- [Task to carry out]
Below are records; work out how many of their lines contain "责任单位" and give only that number.

- [Records provided]
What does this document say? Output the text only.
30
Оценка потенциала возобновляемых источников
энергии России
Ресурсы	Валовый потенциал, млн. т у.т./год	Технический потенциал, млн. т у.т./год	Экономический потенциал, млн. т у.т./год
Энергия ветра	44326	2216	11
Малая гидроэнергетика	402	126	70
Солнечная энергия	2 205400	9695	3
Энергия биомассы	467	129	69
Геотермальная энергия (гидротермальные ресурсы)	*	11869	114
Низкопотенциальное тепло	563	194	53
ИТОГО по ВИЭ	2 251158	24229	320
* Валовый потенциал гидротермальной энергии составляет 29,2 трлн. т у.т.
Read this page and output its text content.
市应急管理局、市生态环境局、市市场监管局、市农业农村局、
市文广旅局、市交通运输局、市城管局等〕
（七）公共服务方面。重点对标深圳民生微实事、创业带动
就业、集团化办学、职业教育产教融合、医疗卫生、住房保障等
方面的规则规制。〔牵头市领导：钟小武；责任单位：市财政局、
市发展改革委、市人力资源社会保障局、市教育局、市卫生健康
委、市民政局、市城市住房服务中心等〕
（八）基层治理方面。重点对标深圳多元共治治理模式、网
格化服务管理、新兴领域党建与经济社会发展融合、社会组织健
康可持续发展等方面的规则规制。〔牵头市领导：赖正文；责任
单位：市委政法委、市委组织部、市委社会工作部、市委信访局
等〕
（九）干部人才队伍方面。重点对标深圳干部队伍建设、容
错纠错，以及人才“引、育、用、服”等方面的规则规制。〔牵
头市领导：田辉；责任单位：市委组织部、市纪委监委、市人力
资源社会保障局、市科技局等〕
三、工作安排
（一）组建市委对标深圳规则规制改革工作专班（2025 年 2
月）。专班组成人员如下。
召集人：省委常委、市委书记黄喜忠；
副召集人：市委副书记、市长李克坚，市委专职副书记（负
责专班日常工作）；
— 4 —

- [Worked solution]
2